Dataset listings of figures:

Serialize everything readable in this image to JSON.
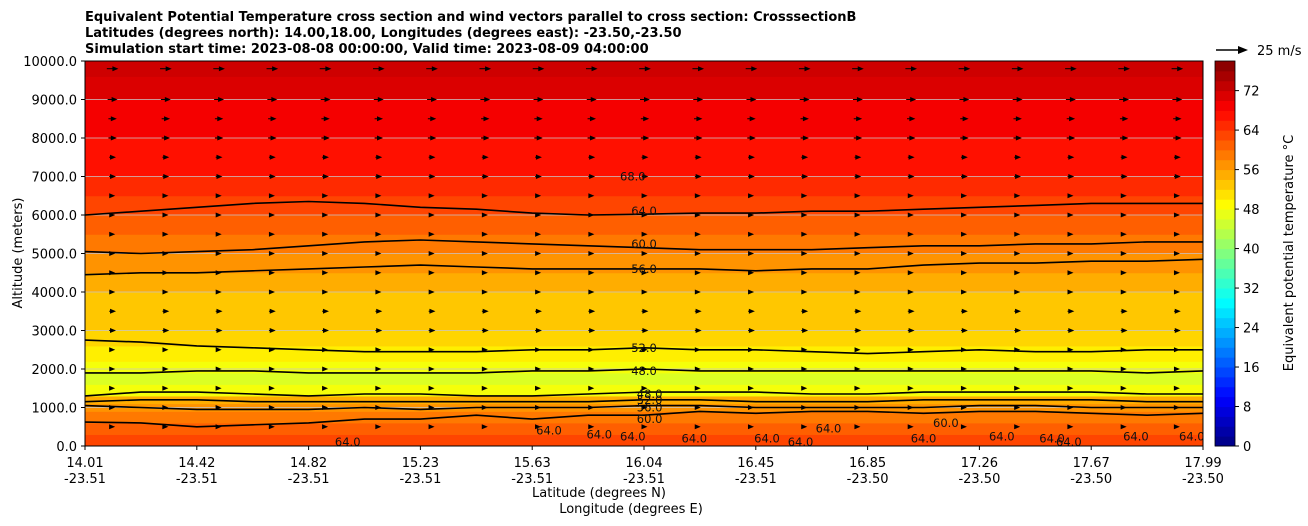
{
  "chart_data": {
    "type": "heatmap",
    "title_lines": [
      "Equivalent Potential Temperature cross section and wind vectors parallel to cross section: CrosssectionB",
      "Latitudes (degrees north): 14.00,18.00, Longitudes (degrees east): -23.50,-23.50",
      "Simulation start time: 2023-08-08 00:00:00, Valid time: 2023-08-09 04:00:00"
    ],
    "ylabel": "Altitude (meters)",
    "xlabel_lat": "Latitude (degrees N)",
    "xlabel_lon": "Longitude (degrees E)",
    "ylim": [
      0,
      10000
    ],
    "y_ticks": [
      0,
      1000,
      2000,
      3000,
      4000,
      5000,
      6000,
      7000,
      8000,
      9000,
      10000
    ],
    "y_tick_labels": [
      "0.0",
      "1000.0",
      "2000.0",
      "3000.0",
      "4000.0",
      "5000.0",
      "6000.0",
      "7000.0",
      "8000.0",
      "9000.0",
      "10000.0"
    ],
    "x_ticks": [
      {
        "lat": "14.01",
        "lon": "-23.51",
        "pos": 0.0
      },
      {
        "lat": "14.42",
        "lon": "-23.51",
        "pos": 0.1
      },
      {
        "lat": "14.82",
        "lon": "-23.51",
        "pos": 0.2
      },
      {
        "lat": "15.23",
        "lon": "-23.51",
        "pos": 0.3
      },
      {
        "lat": "15.63",
        "lon": "-23.51",
        "pos": 0.4
      },
      {
        "lat": "16.04",
        "lon": "-23.51",
        "pos": 0.5
      },
      {
        "lat": "16.45",
        "lon": "-23.51",
        "pos": 0.6
      },
      {
        "lat": "16.85",
        "lon": "-23.50",
        "pos": 0.7
      },
      {
        "lat": "17.26",
        "lon": "-23.50",
        "pos": 0.8
      },
      {
        "lat": "17.67",
        "lon": "-23.50",
        "pos": 0.9
      },
      {
        "lat": "17.99",
        "lon": "-23.50",
        "pos": 1.0
      }
    ],
    "colorbar": {
      "label": "Equivalent potential temperature °C",
      "range": [
        0,
        78
      ],
      "ticks": [
        0,
        8,
        16,
        24,
        32,
        40,
        48,
        56,
        64,
        72
      ],
      "tick_labels": [
        "0",
        "8",
        "16",
        "24",
        "32",
        "40",
        "48",
        "56",
        "64",
        "72"
      ],
      "colormap": "jet"
    },
    "bands": [
      {
        "alt": 0,
        "theta": 63
      },
      {
        "alt": 300,
        "theta": 61
      },
      {
        "alt": 600,
        "theta": 59
      },
      {
        "alt": 900,
        "theta": 57
      },
      {
        "alt": 1100,
        "theta": 55
      },
      {
        "alt": 1300,
        "theta": 48
      },
      {
        "alt": 1600,
        "theta": 46
      },
      {
        "alt": 1900,
        "theta": 48
      },
      {
        "alt": 2200,
        "theta": 50
      },
      {
        "alt": 2600,
        "theta": 52
      },
      {
        "alt": 3000,
        "theta": 53
      },
      {
        "alt": 3500,
        "theta": 53
      },
      {
        "alt": 4000,
        "theta": 55
      },
      {
        "alt": 4500,
        "theta": 57
      },
      {
        "alt": 5000,
        "theta": 59
      },
      {
        "alt": 5500,
        "theta": 61
      },
      {
        "alt": 6000,
        "theta": 63
      },
      {
        "alt": 6500,
        "theta": 65
      },
      {
        "alt": 7000,
        "theta": 67
      },
      {
        "alt": 8000,
        "theta": 69
      },
      {
        "alt": 9000,
        "theta": 71
      },
      {
        "alt": 9600,
        "theta": 72
      }
    ],
    "contours": [
      {
        "level": 64.0,
        "label": "64.0",
        "alt": [
          6000,
          6100,
          6200,
          6300,
          6350,
          6300,
          6200,
          6150,
          6050,
          6000,
          6020,
          6050,
          6050,
          6100,
          6100,
          6150,
          6200,
          6250,
          6300,
          6300,
          6300
        ]
      },
      {
        "level": 60.0,
        "label": "60.0",
        "alt": [
          5050,
          5000,
          5050,
          5100,
          5200,
          5300,
          5350,
          5300,
          5250,
          5200,
          5150,
          5100,
          5100,
          5100,
          5150,
          5200,
          5200,
          5250,
          5250,
          5300,
          5300
        ]
      },
      {
        "level": 56.0,
        "label": "56.0",
        "alt": [
          4450,
          4500,
          4500,
          4550,
          4600,
          4650,
          4700,
          4650,
          4600,
          4600,
          4600,
          4600,
          4550,
          4600,
          4600,
          4700,
          4750,
          4750,
          4800,
          4800,
          4850
        ]
      },
      {
        "level": 52.0,
        "label": "52.0",
        "alt": [
          2750,
          2700,
          2600,
          2550,
          2500,
          2450,
          2450,
          2450,
          2500,
          2500,
          2550,
          2500,
          2500,
          2450,
          2400,
          2450,
          2500,
          2450,
          2450,
          2500,
          2500
        ]
      },
      {
        "level": 48.0,
        "label": "48.0",
        "alt": [
          1900,
          1900,
          1950,
          1950,
          1900,
          1900,
          1900,
          1900,
          1950,
          1950,
          2000,
          1950,
          1950,
          1950,
          1950,
          1950,
          1950,
          1950,
          1950,
          1900,
          1950
        ]
      },
      {
        "level": 48.0,
        "label": "48.0",
        "alt": [
          1300,
          1400,
          1400,
          1350,
          1300,
          1350,
          1350,
          1300,
          1300,
          1350,
          1400,
          1400,
          1400,
          1350,
          1350,
          1400,
          1400,
          1400,
          1400,
          1350,
          1350
        ]
      },
      {
        "level": 52.0,
        "label": "52.0",
        "alt": [
          1150,
          1200,
          1200,
          1150,
          1150,
          1150,
          1150,
          1150,
          1150,
          1150,
          1200,
          1200,
          1150,
          1150,
          1150,
          1200,
          1200,
          1200,
          1200,
          1150,
          1150
        ]
      },
      {
        "level": 56.0,
        "label": "56.0",
        "alt": [
          1050,
          1000,
          950,
          950,
          950,
          1000,
          950,
          1000,
          1000,
          1000,
          1050,
          1050,
          1000,
          1000,
          1000,
          1000,
          1050,
          1050,
          1000,
          1000,
          1000
        ]
      },
      {
        "level": 60.0,
        "label": "60.0",
        "alt": [
          620,
          600,
          500,
          550,
          600,
          700,
          700,
          800,
          700,
          800,
          800,
          900,
          850,
          900,
          900,
          850,
          900,
          900,
          850,
          800,
          850
        ]
      }
    ],
    "contour_labels": [
      {
        "text": "68.0",
        "pos": 0.49,
        "alt": 7000
      },
      {
        "text": "64.0",
        "pos": 0.5,
        "alt": 6100
      },
      {
        "text": "60.0",
        "pos": 0.5,
        "alt": 5250
      },
      {
        "text": "56.0",
        "pos": 0.5,
        "alt": 4600
      },
      {
        "text": "52.0",
        "pos": 0.5,
        "alt": 2550
      },
      {
        "text": "48.0",
        "pos": 0.5,
        "alt": 1950
      },
      {
        "text": "48.0",
        "pos": 0.505,
        "alt": 1350
      },
      {
        "text": "52.0",
        "pos": 0.505,
        "alt": 1200
      },
      {
        "text": "56.0",
        "pos": 0.505,
        "alt": 1000
      },
      {
        "text": "60.0",
        "pos": 0.505,
        "alt": 700
      },
      {
        "text": "64.0",
        "pos": 0.235,
        "alt": 100
      },
      {
        "text": "64.0",
        "pos": 0.415,
        "alt": 400
      },
      {
        "text": "64.0",
        "pos": 0.46,
        "alt": 300
      },
      {
        "text": "64.0",
        "pos": 0.49,
        "alt": 250
      },
      {
        "text": "64.0",
        "pos": 0.545,
        "alt": 200
      },
      {
        "text": "64.0",
        "pos": 0.61,
        "alt": 200
      },
      {
        "text": "64.0",
        "pos": 0.64,
        "alt": 100
      },
      {
        "text": "64.0",
        "pos": 0.665,
        "alt": 450
      },
      {
        "text": "64.0",
        "pos": 0.75,
        "alt": 200
      },
      {
        "text": "60.0",
        "pos": 0.77,
        "alt": 600
      },
      {
        "text": "64.0",
        "pos": 0.82,
        "alt": 250
      },
      {
        "text": "64.0",
        "pos": 0.865,
        "alt": 200
      },
      {
        "text": "64.0",
        "pos": 0.88,
        "alt": 100
      },
      {
        "text": "64.0",
        "pos": 0.94,
        "alt": 250
      },
      {
        "text": "64.0",
        "pos": 0.99,
        "alt": 250
      }
    ],
    "wind_reference": {
      "label": "25 m/s",
      "speed": 25
    },
    "wind_rows": [
      {
        "alt": 9800,
        "speed": 6
      },
      {
        "alt": 9000,
        "speed": 5
      },
      {
        "alt": 8500,
        "speed": 4
      },
      {
        "alt": 8000,
        "speed": 4
      },
      {
        "alt": 7500,
        "speed": 3
      },
      {
        "alt": 7000,
        "speed": 3
      },
      {
        "alt": 6500,
        "speed": 2
      },
      {
        "alt": 6000,
        "speed": 2
      },
      {
        "alt": 5500,
        "speed": 2
      },
      {
        "alt": 5000,
        "speed": 2
      },
      {
        "alt": 4500,
        "speed": 2
      },
      {
        "alt": 4000,
        "speed": 2
      },
      {
        "alt": 3500,
        "speed": 3
      },
      {
        "alt": 3000,
        "speed": 3
      },
      {
        "alt": 2500,
        "speed": 2
      },
      {
        "alt": 2000,
        "speed": 2
      },
      {
        "alt": 1500,
        "speed": 1
      },
      {
        "alt": 1000,
        "speed": 1
      },
      {
        "alt": 500,
        "speed": 1
      }
    ]
  }
}
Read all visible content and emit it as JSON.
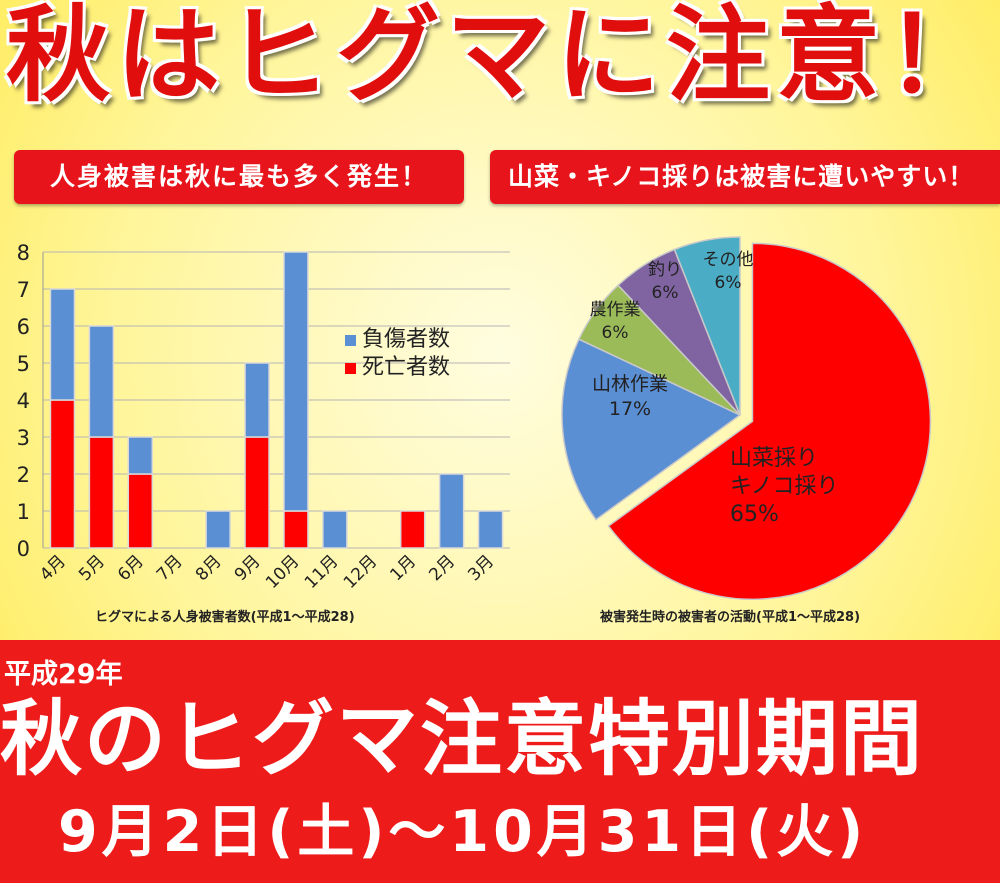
{
  "header": {
    "title": "秋はヒグマに注意！"
  },
  "banners": {
    "left": "人身被害は秋に最も多く発生！",
    "right": "山菜・キノコ採りは被害に遭いやすい！"
  },
  "footer": {
    "year": "平成29年",
    "title": "秋のヒグマ注意特別期間",
    "dates": "9月2日(土)〜10月31日(火)"
  },
  "colors": {
    "injured": "#5b8fd4",
    "death": "#ff0000",
    "banner": "#e8141c"
  },
  "chart_data": [
    {
      "type": "bar",
      "stacked": true,
      "title": "ヒグマによる人身被害者数(平成1〜平成28)",
      "categories": [
        "4月",
        "5月",
        "6月",
        "7月",
        "8月",
        "9月",
        "10月",
        "11月",
        "12月",
        "1月",
        "2月",
        "3月"
      ],
      "series": [
        {
          "name": "死亡者数",
          "color": "#ff0000",
          "values": [
            4,
            3,
            2,
            0,
            0,
            3,
            1,
            0,
            0,
            1,
            0,
            0
          ]
        },
        {
          "name": "負傷者数",
          "color": "#5b8fd4",
          "values": [
            3,
            3,
            1,
            0,
            1,
            2,
            7,
            1,
            0,
            0,
            2,
            1
          ]
        }
      ],
      "ylim": [
        0,
        8
      ],
      "yticks": [
        0,
        1,
        2,
        3,
        4,
        5,
        6,
        7,
        8
      ],
      "grid": true,
      "legend": [
        "負傷者数",
        "死亡者数"
      ],
      "legend_position": "center-right"
    },
    {
      "type": "pie",
      "title": "被害発生時の被害者の活動(平成1〜平成28)",
      "slices": [
        {
          "label": "山菜採り キノコ採り",
          "line1": "山菜採り",
          "line2": "キノコ採り",
          "value": 65,
          "pct_label": "65%",
          "color": "#ff0000"
        },
        {
          "label": "山林作業",
          "line1": "山林作業",
          "line2": "",
          "value": 17,
          "pct_label": "17%",
          "color": "#5b8fd4"
        },
        {
          "label": "農作業",
          "line1": "農作業",
          "line2": "",
          "value": 6,
          "pct_label": "6%",
          "color": "#9bbb59"
        },
        {
          "label": "釣り",
          "line1": "釣り",
          "line2": "",
          "value": 6,
          "pct_label": "6%",
          "color": "#8064a2"
        },
        {
          "label": "その他",
          "line1": "その他",
          "line2": "",
          "value": 6,
          "pct_label": "6%",
          "color": "#4bacc6"
        }
      ]
    }
  ]
}
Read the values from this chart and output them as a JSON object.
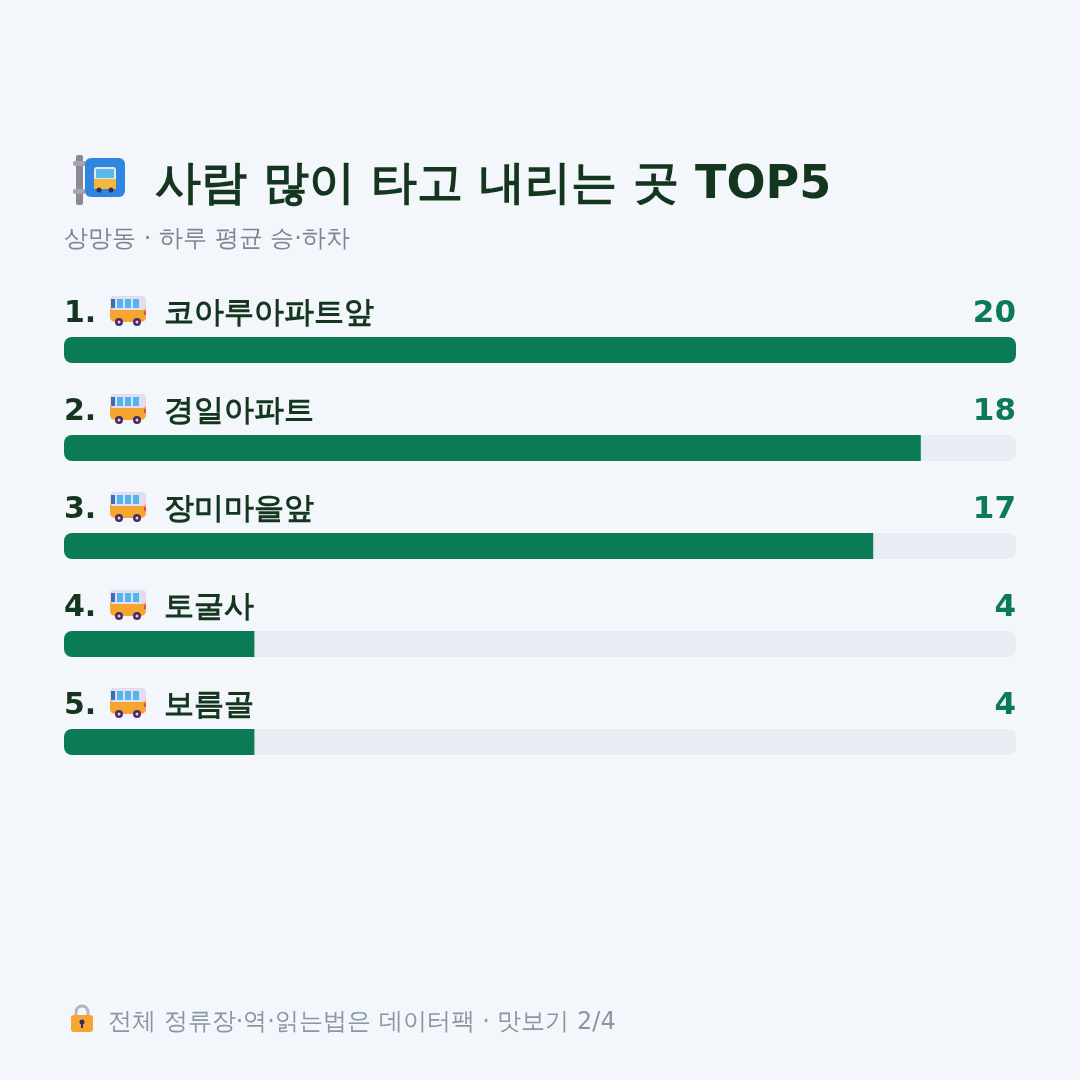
{
  "chart_data": {
    "type": "bar",
    "orientation": "horizontal",
    "title": "사람 많이 타고 내리는 곳 TOP5",
    "subtitle": "상망동 · 하루 평균 승·하차",
    "categories": [
      "1. 코아루아파트앞",
      "2. 경일아파트",
      "3. 장미마을앞",
      "4. 토굴사",
      "5. 보름골"
    ],
    "values": [
      20,
      18,
      17,
      4,
      4
    ],
    "color": "#0b7b55",
    "data_labels": true,
    "annotations": [
      "전체 정류장·역·읽는법은 데이터팩 · 맛보기 2/4"
    ]
  }
}
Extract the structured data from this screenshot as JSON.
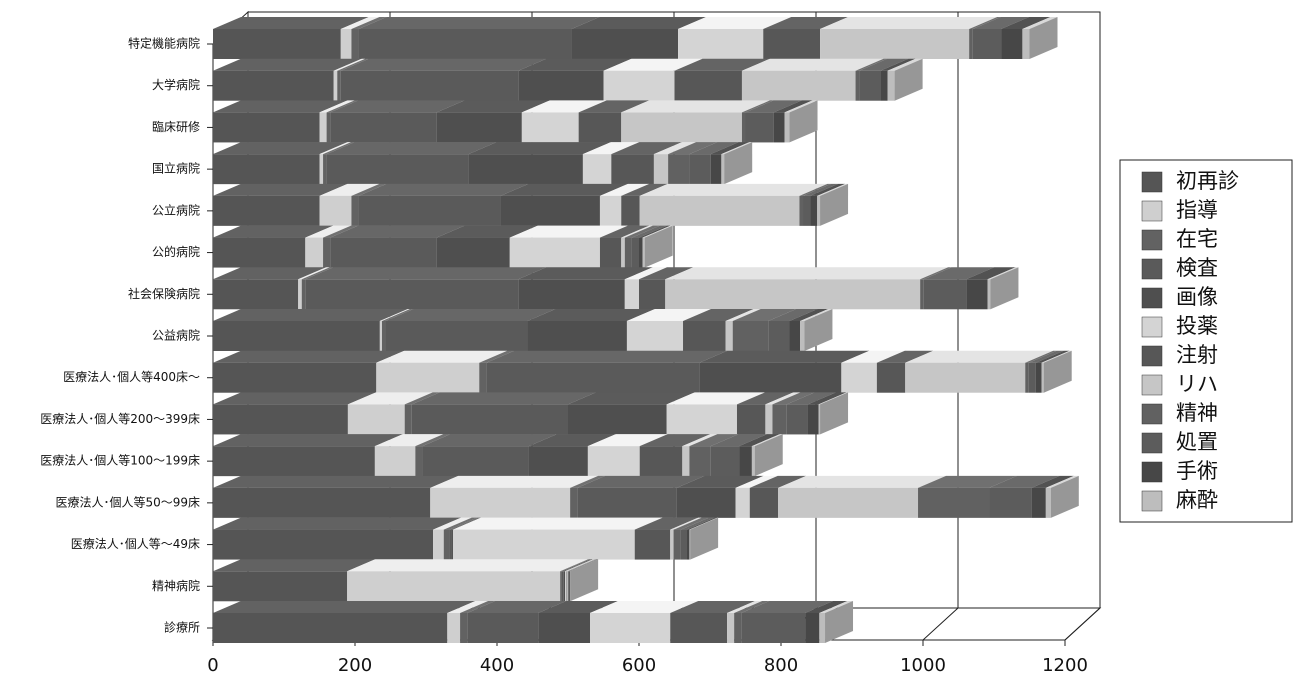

Exercise aim » Search the data for "JSON". Copy every matching line.

Exercise solution »
Serialize everything readable in this image to JSON.
Read all visible content and emit it as JSON.
Read the values from this chart and output them as a JSON object.
Extract the structured data from this screenshot as JSON.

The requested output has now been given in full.